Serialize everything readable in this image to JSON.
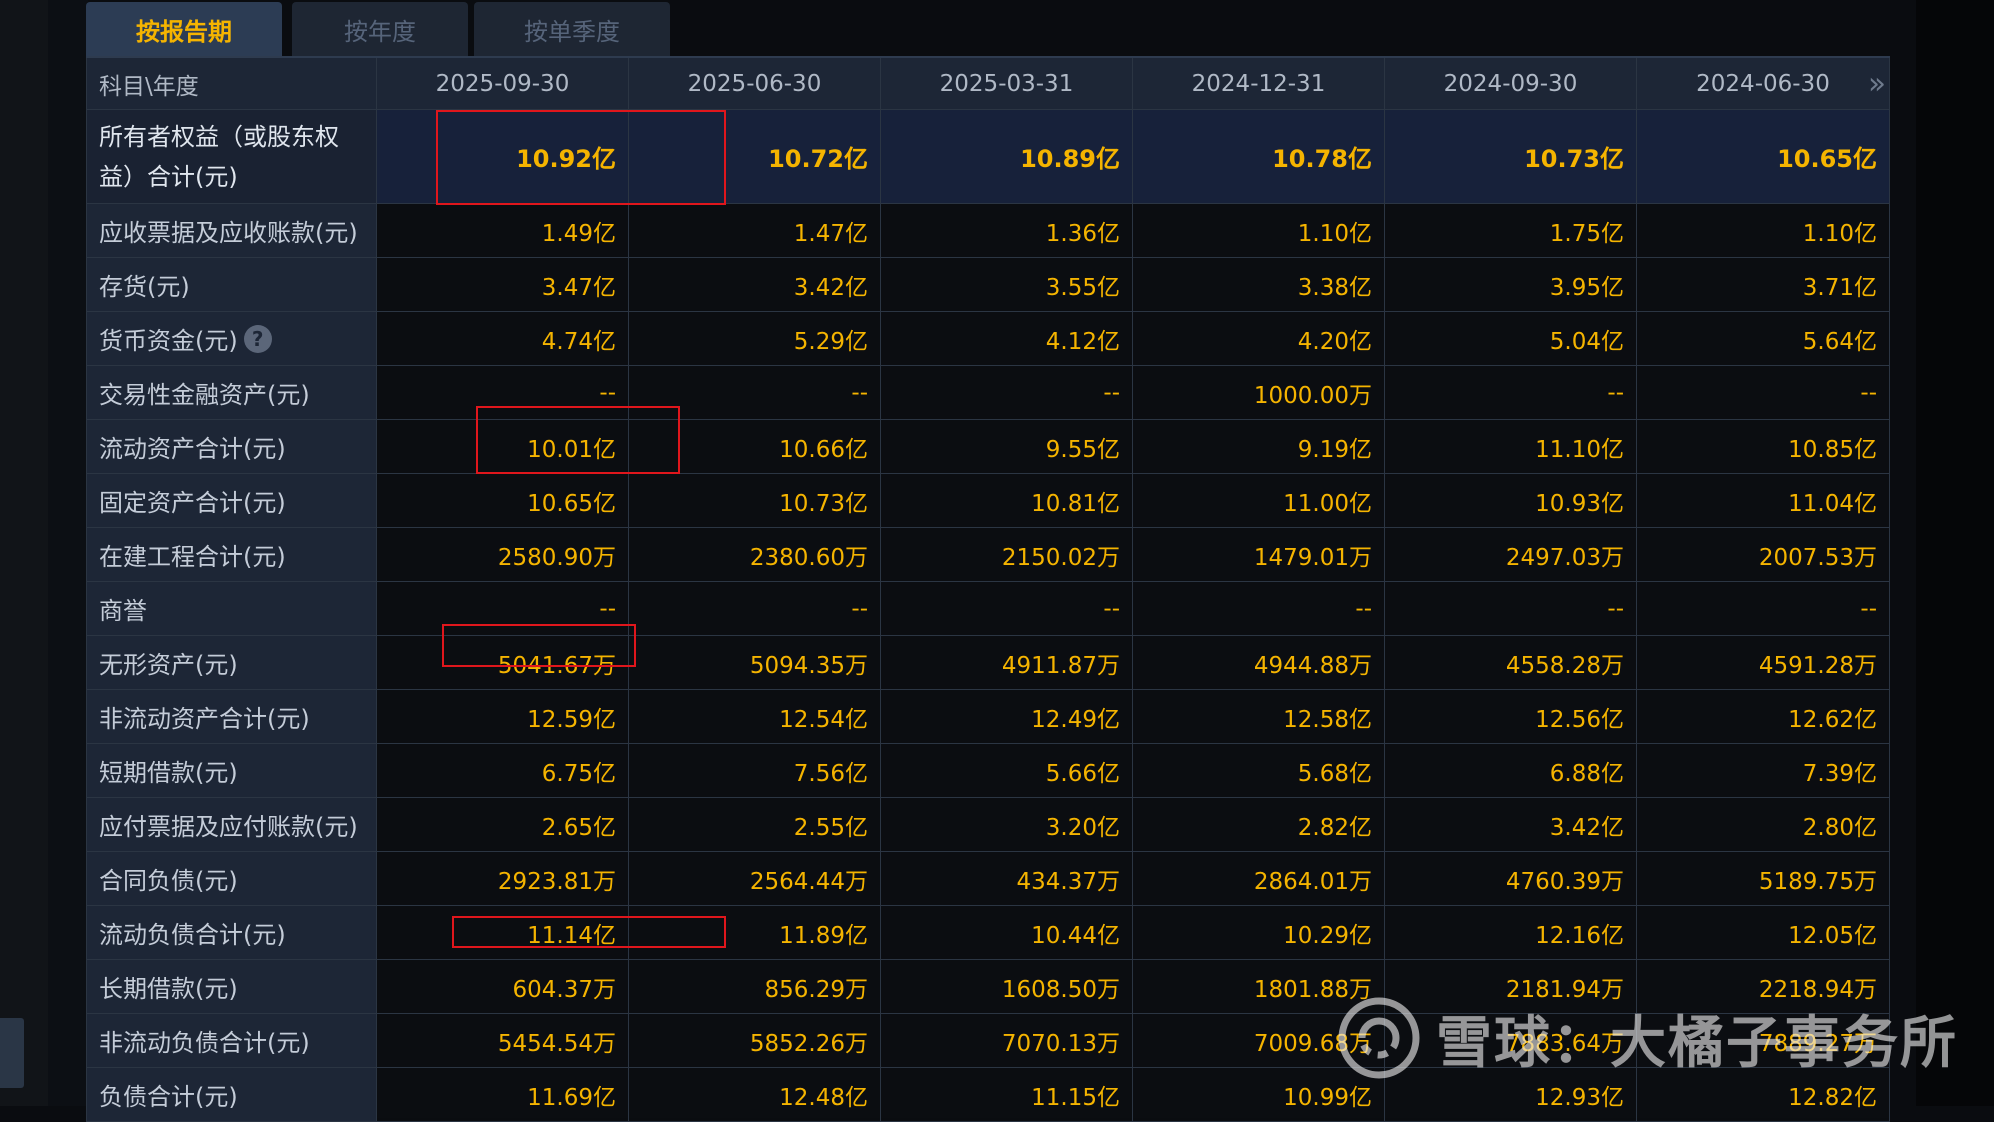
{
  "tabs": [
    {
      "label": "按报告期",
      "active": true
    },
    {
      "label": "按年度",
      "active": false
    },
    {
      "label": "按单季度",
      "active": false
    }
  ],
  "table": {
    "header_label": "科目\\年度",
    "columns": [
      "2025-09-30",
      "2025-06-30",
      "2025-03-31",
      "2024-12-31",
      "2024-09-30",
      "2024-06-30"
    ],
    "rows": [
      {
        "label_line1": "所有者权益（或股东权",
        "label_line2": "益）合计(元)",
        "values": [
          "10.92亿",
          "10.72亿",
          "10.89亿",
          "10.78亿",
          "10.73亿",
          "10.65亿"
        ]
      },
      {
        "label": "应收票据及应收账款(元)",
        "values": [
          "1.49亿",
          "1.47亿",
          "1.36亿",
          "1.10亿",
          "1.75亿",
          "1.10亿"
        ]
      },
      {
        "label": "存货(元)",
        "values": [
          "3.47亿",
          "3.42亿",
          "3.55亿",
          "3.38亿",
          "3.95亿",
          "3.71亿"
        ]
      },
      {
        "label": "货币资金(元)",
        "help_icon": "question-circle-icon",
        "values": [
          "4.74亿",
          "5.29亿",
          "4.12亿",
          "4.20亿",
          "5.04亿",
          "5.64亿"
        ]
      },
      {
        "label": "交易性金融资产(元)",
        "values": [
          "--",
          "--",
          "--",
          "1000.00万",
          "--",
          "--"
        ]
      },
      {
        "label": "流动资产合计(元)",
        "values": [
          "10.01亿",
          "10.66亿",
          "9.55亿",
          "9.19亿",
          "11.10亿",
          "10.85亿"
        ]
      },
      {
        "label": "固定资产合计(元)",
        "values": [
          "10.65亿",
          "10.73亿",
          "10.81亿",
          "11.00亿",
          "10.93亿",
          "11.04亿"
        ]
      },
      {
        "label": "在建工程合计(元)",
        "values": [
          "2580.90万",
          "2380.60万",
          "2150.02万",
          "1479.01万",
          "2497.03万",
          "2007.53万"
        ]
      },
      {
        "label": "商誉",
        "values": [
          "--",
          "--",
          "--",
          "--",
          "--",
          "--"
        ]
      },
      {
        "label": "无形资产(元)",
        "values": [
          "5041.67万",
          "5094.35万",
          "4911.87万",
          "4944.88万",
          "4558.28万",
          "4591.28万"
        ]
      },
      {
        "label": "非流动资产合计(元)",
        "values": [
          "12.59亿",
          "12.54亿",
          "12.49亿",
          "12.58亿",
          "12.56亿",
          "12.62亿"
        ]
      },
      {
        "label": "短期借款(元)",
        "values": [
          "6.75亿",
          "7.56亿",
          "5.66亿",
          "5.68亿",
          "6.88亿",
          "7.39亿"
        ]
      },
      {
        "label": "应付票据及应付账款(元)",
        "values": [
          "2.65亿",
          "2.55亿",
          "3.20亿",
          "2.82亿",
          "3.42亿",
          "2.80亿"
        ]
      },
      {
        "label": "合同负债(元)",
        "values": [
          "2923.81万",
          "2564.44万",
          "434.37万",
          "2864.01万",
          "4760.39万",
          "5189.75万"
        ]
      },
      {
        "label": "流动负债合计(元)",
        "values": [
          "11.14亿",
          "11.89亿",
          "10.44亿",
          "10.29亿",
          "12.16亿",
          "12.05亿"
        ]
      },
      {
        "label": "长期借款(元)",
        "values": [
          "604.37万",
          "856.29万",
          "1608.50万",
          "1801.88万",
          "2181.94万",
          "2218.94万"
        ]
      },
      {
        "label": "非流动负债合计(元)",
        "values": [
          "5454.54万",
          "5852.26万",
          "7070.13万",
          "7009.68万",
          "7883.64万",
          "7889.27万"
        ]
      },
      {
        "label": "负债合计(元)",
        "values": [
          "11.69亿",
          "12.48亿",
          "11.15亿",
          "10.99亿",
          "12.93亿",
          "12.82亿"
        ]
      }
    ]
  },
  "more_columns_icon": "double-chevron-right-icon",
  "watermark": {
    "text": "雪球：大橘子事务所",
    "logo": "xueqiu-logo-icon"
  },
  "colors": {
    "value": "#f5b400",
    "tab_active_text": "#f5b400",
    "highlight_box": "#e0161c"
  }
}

○ ○ ○ ○

Except for the pictures, give all the material above again verbatim.

> [WRITTEN ANSWER]:
Serialize everything readable in this image to JSON.
{
  "tabs": [
    {
      "label": "按报告期",
      "active": true
    },
    {
      "label": "按年度",
      "active": false
    },
    {
      "label": "按单季度",
      "active": false
    }
  ],
  "table": {
    "header_label": "科目\\年度",
    "columns": [
      "2025-09-30",
      "2025-06-30",
      "2025-03-31",
      "2024-12-31",
      "2024-09-30",
      "2024-06-30"
    ],
    "rows": [
      {
        "label_line1": "所有者权益（或股东权",
        "label_line2": "益）合计(元)",
        "values": [
          "10.92亿",
          "10.72亿",
          "10.89亿",
          "10.78亿",
          "10.73亿",
          "10.65亿"
        ]
      },
      {
        "label": "应收票据及应收账款(元)",
        "values": [
          "1.49亿",
          "1.47亿",
          "1.36亿",
          "1.10亿",
          "1.75亿",
          "1.10亿"
        ]
      },
      {
        "label": "存货(元)",
        "values": [
          "3.47亿",
          "3.42亿",
          "3.55亿",
          "3.38亿",
          "3.95亿",
          "3.71亿"
        ]
      },
      {
        "label": "货币资金(元)",
        "help_icon": "question-circle-icon",
        "values": [
          "4.74亿",
          "5.29亿",
          "4.12亿",
          "4.20亿",
          "5.04亿",
          "5.64亿"
        ]
      },
      {
        "label": "交易性金融资产(元)",
        "values": [
          "--",
          "--",
          "--",
          "1000.00万",
          "--",
          "--"
        ]
      },
      {
        "label": "流动资产合计(元)",
        "values": [
          "10.01亿",
          "10.66亿",
          "9.55亿",
          "9.19亿",
          "11.10亿",
          "10.85亿"
        ]
      },
      {
        "label": "固定资产合计(元)",
        "values": [
          "10.65亿",
          "10.73亿",
          "10.81亿",
          "11.00亿",
          "10.93亿",
          "11.04亿"
        ]
      },
      {
        "label": "在建工程合计(元)",
        "values": [
          "2580.90万",
          "2380.60万",
          "2150.02万",
          "1479.01万",
          "2497.03万",
          "2007.53万"
        ]
      },
      {
        "label": "商誉",
        "values": [
          "--",
          "--",
          "--",
          "--",
          "--",
          "--"
        ]
      },
      {
        "label": "无形资产(元)",
        "values": [
          "5041.67万",
          "5094.35万",
          "4911.87万",
          "4944.88万",
          "4558.28万",
          "4591.28万"
        ]
      },
      {
        "label": "非流动资产合计(元)",
        "values": [
          "12.59亿",
          "12.54亿",
          "12.49亿",
          "12.58亿",
          "12.56亿",
          "12.62亿"
        ]
      },
      {
        "label": "短期借款(元)",
        "values": [
          "6.75亿",
          "7.56亿",
          "5.66亿",
          "5.68亿",
          "6.88亿",
          "7.39亿"
        ]
      },
      {
        "label": "应付票据及应付账款(元)",
        "values": [
          "2.65亿",
          "2.55亿",
          "3.20亿",
          "2.82亿",
          "3.42亿",
          "2.80亿"
        ]
      },
      {
        "label": "合同负债(元)",
        "values": [
          "2923.81万",
          "2564.44万",
          "434.37万",
          "2864.01万",
          "4760.39万",
          "5189.75万"
        ]
      },
      {
        "label": "流动负债合计(元)",
        "values": [
          "11.14亿",
          "11.89亿",
          "10.44亿",
          "10.29亿",
          "12.16亿",
          "12.05亿"
        ]
      },
      {
        "label": "长期借款(元)",
        "values": [
          "604.37万",
          "856.29万",
          "1608.50万",
          "1801.88万",
          "2181.94万",
          "2218.94万"
        ]
      },
      {
        "label": "非流动负债合计(元)",
        "values": [
          "5454.54万",
          "5852.26万",
          "7070.13万",
          "7009.68万",
          "7883.64万",
          "7889.27万"
        ]
      },
      {
        "label": "负债合计(元)",
        "values": [
          "11.69亿",
          "12.48亿",
          "11.15亿",
          "10.99亿",
          "12.93亿",
          "12.82亿"
        ]
      }
    ]
  },
  "more_columns_icon": "double-chevron-right-icon",
  "watermark": {
    "text": "雪球：大橘子事务所",
    "logo": "xueqiu-logo-icon"
  },
  "colors": {
    "value": "#f5b400",
    "tab_active_text": "#f5b400",
    "highlight_box": "#e0161c"
  }
}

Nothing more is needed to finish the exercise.